## EXTRACTED RECORDS
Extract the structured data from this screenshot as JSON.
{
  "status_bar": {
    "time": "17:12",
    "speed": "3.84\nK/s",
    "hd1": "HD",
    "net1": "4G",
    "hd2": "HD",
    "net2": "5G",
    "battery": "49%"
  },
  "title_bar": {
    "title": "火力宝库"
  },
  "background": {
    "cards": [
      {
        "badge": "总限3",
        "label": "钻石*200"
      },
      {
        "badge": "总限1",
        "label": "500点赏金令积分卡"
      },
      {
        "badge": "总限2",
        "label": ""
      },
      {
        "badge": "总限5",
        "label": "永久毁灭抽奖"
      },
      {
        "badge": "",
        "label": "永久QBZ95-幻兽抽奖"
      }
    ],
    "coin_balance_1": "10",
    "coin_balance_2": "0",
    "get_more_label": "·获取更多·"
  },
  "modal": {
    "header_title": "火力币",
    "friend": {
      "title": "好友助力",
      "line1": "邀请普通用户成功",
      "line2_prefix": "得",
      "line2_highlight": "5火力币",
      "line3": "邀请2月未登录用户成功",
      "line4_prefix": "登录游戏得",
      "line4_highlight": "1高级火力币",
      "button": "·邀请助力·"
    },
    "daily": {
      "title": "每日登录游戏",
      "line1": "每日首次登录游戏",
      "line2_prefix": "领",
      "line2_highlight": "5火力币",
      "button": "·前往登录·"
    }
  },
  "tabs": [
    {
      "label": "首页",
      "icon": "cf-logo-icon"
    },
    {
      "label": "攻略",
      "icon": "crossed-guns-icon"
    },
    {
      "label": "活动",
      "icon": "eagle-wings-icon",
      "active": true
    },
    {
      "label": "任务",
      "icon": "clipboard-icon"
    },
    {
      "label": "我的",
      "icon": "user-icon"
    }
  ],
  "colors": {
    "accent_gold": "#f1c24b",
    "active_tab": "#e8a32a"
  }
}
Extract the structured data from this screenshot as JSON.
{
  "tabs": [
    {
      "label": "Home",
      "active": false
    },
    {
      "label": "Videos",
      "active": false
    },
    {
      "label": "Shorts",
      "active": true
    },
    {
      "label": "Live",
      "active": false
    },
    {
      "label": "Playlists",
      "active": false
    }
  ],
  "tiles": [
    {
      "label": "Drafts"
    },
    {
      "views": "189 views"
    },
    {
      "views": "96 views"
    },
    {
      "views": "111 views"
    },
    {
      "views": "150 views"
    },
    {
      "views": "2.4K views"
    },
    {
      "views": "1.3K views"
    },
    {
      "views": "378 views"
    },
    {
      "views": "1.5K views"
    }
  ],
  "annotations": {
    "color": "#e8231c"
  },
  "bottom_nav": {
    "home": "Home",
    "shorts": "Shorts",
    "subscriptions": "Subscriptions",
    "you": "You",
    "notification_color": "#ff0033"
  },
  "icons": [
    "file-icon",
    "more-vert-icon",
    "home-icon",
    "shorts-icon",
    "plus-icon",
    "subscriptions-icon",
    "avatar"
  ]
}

## SET EXERCISE
Write out every record, exactly as written.

## EXPECTED ANSWER
Extract the structured data from this screenshot as JSON.
{
  "status_bar": {
    "time": "17:12",
    "speed": "3.84\nK/s",
    "hd1": "HD",
    "net1": "4G",
    "hd2": "HD",
    "net2": "5G",
    "battery": "49%"
  },
  "title_bar": {
    "title": "火力宝库"
  },
  "background": {
    "cards": [
      {
        "badge": "总限3",
        "label": "钻石*200"
      },
      {
        "badge": "总限1",
        "label": "500点赏金令积分卡"
      },
      {
        "badge": "总限2",
        "label": ""
      },
      {
        "badge": "总限5",
        "label": "永久毁灭抽奖"
      },
      {
        "badge": "",
        "label": "永久QBZ95-幻兽抽奖"
      }
    ],
    "coin_balance_1": "10",
    "coin_balance_2": "0",
    "get_more_label": "·获取更多·"
  },
  "modal": {
    "header_title": "火力币",
    "friend": {
      "title": "好友助力",
      "line1": "邀请普通用户成功",
      "line2_prefix": "得",
      "line2_highlight": "5火力币",
      "line3": "邀请2月未登录用户成功",
      "line4_prefix": "登录游戏得",
      "line4_highlight": "1高级火力币",
      "button": "·邀请助力·"
    },
    "daily": {
      "title": "每日登录游戏",
      "line1": "每日首次登录游戏",
      "line2_prefix": "领",
      "line2_highlight": "5火力币",
      "button": "·前往登录·"
    }
  },
  "tabs": [
    {
      "label": "首页",
      "icon": "cf-logo-icon"
    },
    {
      "label": "攻略",
      "icon": "crossed-guns-icon"
    },
    {
      "label": "活动",
      "icon": "eagle-wings-icon",
      "active": true
    },
    {
      "label": "任务",
      "icon": "clipboard-icon"
    },
    {
      "label": "我的",
      "icon": "user-icon"
    }
  ],
  "colors": {
    "accent_gold": "#f1c24b",
    "active_tab": "#e8a32a"
  }
}
Extract the structured data from this screenshot as JSON.
{
  "tabs": [
    {
      "label": "Home",
      "active": false
    },
    {
      "label": "Videos",
      "active": false
    },
    {
      "label": "Shorts",
      "active": true
    },
    {
      "label": "Live",
      "active": false
    },
    {
      "label": "Playlists",
      "active": false
    }
  ],
  "tiles": [
    {
      "label": "Drafts"
    },
    {
      "views": "189 views"
    },
    {
      "views": "96 views"
    },
    {
      "views": "111 views"
    },
    {
      "views": "150 views"
    },
    {
      "views": "2.4K views"
    },
    {
      "views": "1.3K views"
    },
    {
      "views": "378 views"
    },
    {
      "views": "1.5K views"
    }
  ],
  "annotations": {
    "color": "#e8231c"
  },
  "bottom_nav": {
    "home": "Home",
    "shorts": "Shorts",
    "subscriptions": "Subscriptions",
    "you": "You",
    "notification_color": "#ff0033"
  },
  "icons": [
    "file-icon",
    "more-vert-icon",
    "home-icon",
    "shorts-icon",
    "plus-icon",
    "subscriptions-icon",
    "avatar"
  ]
}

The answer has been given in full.